**Exercise goal:** Show every line that has the string "text" in it.
START Available data
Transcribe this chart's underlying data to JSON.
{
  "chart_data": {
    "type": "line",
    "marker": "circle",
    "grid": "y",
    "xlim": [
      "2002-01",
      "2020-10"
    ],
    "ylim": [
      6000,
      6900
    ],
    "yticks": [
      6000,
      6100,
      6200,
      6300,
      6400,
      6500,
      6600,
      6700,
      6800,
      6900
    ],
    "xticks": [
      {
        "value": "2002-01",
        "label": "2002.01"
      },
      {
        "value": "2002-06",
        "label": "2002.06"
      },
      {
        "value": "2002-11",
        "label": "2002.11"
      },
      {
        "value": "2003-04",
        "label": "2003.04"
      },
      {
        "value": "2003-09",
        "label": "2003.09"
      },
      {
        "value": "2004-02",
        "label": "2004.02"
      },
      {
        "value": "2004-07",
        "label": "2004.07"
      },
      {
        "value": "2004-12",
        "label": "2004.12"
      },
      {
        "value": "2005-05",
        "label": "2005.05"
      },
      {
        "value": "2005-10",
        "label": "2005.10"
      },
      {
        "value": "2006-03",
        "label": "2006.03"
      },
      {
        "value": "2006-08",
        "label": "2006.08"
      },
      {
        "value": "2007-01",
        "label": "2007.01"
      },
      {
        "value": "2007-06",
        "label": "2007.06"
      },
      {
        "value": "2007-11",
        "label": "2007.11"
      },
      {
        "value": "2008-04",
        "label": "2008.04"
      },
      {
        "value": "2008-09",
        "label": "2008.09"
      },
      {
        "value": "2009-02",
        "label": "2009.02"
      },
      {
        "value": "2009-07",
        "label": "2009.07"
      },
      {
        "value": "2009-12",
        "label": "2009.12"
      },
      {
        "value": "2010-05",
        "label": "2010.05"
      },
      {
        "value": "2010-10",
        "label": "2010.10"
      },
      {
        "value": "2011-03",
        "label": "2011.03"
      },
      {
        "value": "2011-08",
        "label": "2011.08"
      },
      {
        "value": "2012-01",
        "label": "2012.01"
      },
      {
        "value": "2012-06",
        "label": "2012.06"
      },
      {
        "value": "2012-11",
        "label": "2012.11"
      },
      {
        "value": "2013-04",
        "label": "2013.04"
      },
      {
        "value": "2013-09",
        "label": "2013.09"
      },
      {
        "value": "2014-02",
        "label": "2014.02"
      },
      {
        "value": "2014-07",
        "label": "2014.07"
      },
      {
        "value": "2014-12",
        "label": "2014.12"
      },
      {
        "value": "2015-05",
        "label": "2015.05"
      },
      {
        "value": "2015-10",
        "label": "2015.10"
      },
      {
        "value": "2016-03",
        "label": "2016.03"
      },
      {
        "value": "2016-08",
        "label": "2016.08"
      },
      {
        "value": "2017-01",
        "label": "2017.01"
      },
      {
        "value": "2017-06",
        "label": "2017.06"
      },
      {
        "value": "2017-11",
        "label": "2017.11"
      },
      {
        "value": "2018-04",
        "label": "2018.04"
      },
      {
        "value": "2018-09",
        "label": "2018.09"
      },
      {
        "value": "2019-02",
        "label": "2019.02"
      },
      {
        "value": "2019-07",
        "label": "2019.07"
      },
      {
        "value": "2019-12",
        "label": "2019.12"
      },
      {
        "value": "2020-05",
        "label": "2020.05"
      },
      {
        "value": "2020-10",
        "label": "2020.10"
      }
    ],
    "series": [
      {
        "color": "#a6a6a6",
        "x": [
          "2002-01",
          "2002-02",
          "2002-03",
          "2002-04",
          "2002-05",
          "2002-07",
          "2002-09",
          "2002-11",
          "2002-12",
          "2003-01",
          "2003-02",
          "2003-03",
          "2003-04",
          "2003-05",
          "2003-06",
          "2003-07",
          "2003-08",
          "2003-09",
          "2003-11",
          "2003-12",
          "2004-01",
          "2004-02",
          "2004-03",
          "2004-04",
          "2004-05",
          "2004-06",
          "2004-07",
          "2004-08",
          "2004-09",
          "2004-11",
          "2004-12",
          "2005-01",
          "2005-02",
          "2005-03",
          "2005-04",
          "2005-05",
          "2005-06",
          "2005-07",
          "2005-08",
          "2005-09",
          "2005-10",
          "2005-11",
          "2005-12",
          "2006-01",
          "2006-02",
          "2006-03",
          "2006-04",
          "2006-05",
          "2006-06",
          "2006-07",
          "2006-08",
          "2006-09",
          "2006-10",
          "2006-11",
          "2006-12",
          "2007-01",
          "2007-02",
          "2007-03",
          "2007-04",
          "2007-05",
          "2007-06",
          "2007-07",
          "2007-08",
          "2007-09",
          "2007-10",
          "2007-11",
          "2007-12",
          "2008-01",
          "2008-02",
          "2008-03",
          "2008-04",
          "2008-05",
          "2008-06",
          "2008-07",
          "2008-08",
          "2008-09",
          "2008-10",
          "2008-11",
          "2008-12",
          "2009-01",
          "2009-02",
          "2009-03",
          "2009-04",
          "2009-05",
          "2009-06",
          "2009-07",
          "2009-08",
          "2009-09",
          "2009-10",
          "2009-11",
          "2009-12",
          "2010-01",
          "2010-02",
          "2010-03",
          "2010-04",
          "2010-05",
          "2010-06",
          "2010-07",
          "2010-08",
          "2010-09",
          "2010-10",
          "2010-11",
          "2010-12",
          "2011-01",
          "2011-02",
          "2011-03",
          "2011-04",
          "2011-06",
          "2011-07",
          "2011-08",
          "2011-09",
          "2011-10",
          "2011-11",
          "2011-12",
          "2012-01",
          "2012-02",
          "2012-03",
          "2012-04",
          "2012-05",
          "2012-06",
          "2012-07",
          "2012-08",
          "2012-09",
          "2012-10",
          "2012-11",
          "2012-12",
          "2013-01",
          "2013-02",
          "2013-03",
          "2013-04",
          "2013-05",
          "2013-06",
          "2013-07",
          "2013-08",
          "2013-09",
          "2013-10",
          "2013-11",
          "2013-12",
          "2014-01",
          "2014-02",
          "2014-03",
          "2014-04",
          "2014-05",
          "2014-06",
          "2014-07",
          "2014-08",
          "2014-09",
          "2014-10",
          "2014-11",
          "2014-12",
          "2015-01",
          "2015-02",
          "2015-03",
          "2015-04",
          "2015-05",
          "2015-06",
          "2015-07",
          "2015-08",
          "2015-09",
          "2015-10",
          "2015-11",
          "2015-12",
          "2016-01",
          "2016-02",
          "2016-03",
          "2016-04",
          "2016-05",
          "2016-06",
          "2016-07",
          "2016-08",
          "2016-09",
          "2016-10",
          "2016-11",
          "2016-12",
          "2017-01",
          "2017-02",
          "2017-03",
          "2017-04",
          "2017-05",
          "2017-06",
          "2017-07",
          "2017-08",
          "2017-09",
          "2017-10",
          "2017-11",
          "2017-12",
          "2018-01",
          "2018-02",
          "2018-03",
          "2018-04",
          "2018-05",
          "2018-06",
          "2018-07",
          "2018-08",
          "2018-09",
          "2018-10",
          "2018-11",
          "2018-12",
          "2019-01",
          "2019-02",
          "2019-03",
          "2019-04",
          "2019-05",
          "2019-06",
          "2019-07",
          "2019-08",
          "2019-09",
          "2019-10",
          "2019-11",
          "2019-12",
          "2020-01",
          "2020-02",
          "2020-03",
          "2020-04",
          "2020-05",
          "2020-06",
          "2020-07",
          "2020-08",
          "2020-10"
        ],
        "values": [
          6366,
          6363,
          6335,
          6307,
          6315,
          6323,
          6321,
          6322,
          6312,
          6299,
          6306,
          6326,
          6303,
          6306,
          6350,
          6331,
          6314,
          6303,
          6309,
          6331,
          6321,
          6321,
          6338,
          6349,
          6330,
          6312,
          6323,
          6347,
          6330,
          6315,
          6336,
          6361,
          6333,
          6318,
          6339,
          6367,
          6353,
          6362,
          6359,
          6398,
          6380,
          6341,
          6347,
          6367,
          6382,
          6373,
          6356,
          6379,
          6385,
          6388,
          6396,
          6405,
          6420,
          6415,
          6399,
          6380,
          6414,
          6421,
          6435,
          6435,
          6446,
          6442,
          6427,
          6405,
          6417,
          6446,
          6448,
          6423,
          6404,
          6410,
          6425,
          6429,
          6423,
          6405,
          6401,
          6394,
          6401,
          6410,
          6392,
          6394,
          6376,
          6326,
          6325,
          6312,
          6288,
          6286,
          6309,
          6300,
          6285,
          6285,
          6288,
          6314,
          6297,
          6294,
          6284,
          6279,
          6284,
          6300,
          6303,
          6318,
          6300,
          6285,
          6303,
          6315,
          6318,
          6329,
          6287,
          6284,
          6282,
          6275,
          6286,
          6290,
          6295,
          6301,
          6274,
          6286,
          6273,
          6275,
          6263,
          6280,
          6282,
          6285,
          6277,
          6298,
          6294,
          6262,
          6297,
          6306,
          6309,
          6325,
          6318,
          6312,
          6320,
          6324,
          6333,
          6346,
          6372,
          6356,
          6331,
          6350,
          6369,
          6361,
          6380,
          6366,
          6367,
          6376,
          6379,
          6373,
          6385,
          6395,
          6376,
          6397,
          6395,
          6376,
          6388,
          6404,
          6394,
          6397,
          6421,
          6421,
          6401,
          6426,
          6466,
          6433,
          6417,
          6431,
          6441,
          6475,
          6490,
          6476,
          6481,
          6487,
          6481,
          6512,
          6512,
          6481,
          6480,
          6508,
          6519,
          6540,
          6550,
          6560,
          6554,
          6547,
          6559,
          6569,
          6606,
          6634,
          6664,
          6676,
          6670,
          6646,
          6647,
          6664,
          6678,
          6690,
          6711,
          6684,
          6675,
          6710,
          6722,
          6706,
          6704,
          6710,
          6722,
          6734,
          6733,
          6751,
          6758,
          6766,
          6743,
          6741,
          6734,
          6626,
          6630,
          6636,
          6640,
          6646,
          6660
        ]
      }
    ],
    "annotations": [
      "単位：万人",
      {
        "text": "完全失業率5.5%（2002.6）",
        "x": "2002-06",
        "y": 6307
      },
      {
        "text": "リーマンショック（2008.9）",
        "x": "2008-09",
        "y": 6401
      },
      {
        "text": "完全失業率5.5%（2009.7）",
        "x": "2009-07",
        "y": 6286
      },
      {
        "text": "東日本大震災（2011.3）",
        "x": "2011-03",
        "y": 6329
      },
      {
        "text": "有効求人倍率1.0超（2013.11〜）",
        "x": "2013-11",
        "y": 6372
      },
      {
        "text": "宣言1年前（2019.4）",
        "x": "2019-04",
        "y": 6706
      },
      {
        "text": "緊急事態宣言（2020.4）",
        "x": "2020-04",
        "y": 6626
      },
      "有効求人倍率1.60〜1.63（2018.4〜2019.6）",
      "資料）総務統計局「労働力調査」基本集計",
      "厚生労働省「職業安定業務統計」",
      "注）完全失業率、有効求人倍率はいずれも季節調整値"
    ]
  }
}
END Available data
**Answer for this exercise:**
        "text": "完全失業率5.5%（2002.6）",
        "text": "リーマンショック（2008.9）",
        "text": "完全失業率5.5%（2009.7）",
        "text": "東日本大震災（2011.3）",
        "text": "有効求人倍率1.0超（2013.11〜）",
        "text": "宣言1年前（2019.4）",
        "text": "緊急事態宣言（2020.4）",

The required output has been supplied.